:: Given records ::

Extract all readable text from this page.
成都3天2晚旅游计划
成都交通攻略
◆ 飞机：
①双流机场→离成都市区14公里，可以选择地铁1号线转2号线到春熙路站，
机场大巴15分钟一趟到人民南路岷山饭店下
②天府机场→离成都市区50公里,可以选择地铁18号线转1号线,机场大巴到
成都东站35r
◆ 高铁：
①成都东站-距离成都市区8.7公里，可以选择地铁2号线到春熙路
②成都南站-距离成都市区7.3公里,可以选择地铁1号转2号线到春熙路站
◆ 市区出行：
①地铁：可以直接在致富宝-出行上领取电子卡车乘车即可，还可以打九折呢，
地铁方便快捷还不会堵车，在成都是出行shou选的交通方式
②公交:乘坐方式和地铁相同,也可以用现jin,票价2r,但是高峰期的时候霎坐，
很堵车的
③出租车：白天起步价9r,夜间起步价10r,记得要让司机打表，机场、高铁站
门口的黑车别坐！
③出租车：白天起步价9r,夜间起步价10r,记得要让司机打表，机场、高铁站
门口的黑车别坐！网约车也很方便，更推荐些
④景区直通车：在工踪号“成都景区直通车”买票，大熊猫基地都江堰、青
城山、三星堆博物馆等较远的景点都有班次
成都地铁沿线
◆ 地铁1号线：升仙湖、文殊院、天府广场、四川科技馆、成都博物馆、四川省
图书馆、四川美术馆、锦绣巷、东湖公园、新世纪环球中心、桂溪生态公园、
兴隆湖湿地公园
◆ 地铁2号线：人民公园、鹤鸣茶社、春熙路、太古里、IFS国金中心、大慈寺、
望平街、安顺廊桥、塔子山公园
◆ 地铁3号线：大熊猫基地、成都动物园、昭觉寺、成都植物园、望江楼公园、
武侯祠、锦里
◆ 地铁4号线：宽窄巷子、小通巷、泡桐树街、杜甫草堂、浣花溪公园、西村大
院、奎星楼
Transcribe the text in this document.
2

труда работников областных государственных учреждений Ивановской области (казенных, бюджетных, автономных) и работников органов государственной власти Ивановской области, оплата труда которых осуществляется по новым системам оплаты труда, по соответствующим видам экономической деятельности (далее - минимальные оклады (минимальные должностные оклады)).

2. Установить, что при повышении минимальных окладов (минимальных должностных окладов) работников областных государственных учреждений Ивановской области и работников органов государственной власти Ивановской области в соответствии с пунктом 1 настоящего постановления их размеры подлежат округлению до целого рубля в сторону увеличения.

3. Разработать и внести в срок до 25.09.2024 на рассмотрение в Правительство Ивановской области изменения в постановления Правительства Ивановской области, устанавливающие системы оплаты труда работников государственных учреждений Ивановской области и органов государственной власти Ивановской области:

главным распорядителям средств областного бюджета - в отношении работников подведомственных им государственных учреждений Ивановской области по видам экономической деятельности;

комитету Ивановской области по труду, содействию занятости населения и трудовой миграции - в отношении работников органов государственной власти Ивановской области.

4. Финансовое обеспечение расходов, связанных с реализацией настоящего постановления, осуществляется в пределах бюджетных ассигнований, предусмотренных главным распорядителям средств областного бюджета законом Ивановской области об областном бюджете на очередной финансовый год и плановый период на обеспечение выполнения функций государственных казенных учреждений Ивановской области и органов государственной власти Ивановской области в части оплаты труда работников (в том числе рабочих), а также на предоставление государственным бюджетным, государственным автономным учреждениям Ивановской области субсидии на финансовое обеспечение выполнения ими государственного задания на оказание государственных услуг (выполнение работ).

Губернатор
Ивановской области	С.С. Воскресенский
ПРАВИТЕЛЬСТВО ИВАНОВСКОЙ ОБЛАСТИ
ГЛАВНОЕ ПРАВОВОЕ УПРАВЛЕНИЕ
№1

:::

● Description of the task: Copy out the whole listing exactly as written.

● The completed task:
Extract all readable text from this page.
成都3天2晚旅游计划
成都交通攻略
◆ 飞机：
①双流机场→离成都市区14公里，可以选择地铁1号线转2号线到春熙路站，
机场大巴15分钟一趟到人民南路岷山饭店下
②天府机场→离成都市区50公里,可以选择地铁18号线转1号线,机场大巴到
成都东站35r
◆ 高铁：
①成都东站-距离成都市区8.7公里，可以选择地铁2号线到春熙路
②成都南站-距离成都市区7.3公里,可以选择地铁1号转2号线到春熙路站
◆ 市区出行：
①地铁：可以直接在致富宝-出行上领取电子卡车乘车即可，还可以打九折呢，
地铁方便快捷还不会堵车，在成都是出行shou选的交通方式
②公交:乘坐方式和地铁相同,也可以用现jin,票价2r,但是高峰期的时候霎坐，
很堵车的
③出租车：白天起步价9r,夜间起步价10r,记得要让司机打表，机场、高铁站
门口的黑车别坐！
③出租车：白天起步价9r,夜间起步价10r,记得要让司机打表，机场、高铁站
门口的黑车别坐！网约车也很方便，更推荐些
④景区直通车：在工踪号“成都景区直通车”买票，大熊猫基地都江堰、青
城山、三星堆博物馆等较远的景点都有班次
成都地铁沿线
◆ 地铁1号线：升仙湖、文殊院、天府广场、四川科技馆、成都博物馆、四川省
图书馆、四川美术馆、锦绣巷、东湖公园、新世纪环球中心、桂溪生态公园、
兴隆湖湿地公园
◆ 地铁2号线：人民公园、鹤鸣茶社、春熙路、太古里、IFS国金中心、大慈寺、
望平街、安顺廊桥、塔子山公园
◆ 地铁3号线：大熊猫基地、成都动物园、昭觉寺、成都植物园、望江楼公园、
武侯祠、锦里
◆ 地铁4号线：宽窄巷子、小通巷、泡桐树街、杜甫草堂、浣花溪公园、西村大
院、奎星楼
Transcribe the text in this document.
2

труда работников областных государственных учреждений Ивановской области (казенных, бюджетных, автономных) и работников органов государственной власти Ивановской области, оплата труда которых осуществляется по новым системам оплаты труда, по соответствующим видам экономической деятельности (далее - минимальные оклады (минимальные должностные оклады)).

2. Установить, что при повышении минимальных окладов (минимальных должностных окладов) работников областных государственных учреждений Ивановской области и работников органов государственной власти Ивановской области в соответствии с пунктом 1 настоящего постановления их размеры подлежат округлению до целого рубля в сторону увеличения.

3. Разработать и внести в срок до 25.09.2024 на рассмотрение в Правительство Ивановской области изменения в постановления Правительства Ивановской области, устанавливающие системы оплаты труда работников государственных учреждений Ивановской области и органов государственной власти Ивановской области:

главным распорядителям средств областного бюджета - в отношении работников подведомственных им государственных учреждений Ивановской области по видам экономической деятельности;

комитету Ивановской области по труду, содействию занятости населения и трудовой миграции - в отношении работников органов государственной власти Ивановской области.

4. Финансовое обеспечение расходов, связанных с реализацией настоящего постановления, осуществляется в пределах бюджетных ассигнований, предусмотренных главным распорядителям средств областного бюджета законом Ивановской области об областном бюджете на очередной финансовый год и плановый период на обеспечение выполнения функций государственных казенных учреждений Ивановской области и органов государственной власти Ивановской области в части оплаты труда работников (в том числе рабочих), а также на предоставление государственным бюджетным, государственным автономным учреждениям Ивановской области субсидии на финансовое обеспечение выполнения ими государственного задания на оказание государственных услуг (выполнение работ).

Губернатор
Ивановской области	С.С. Воскресенский
ПРАВИТЕЛЬСТВО ИВАНОВСКОЙ ОБЛАСТИ
ГЛАВНОЕ ПРАВОВОЕ УПРАВЛЕНИЕ
№1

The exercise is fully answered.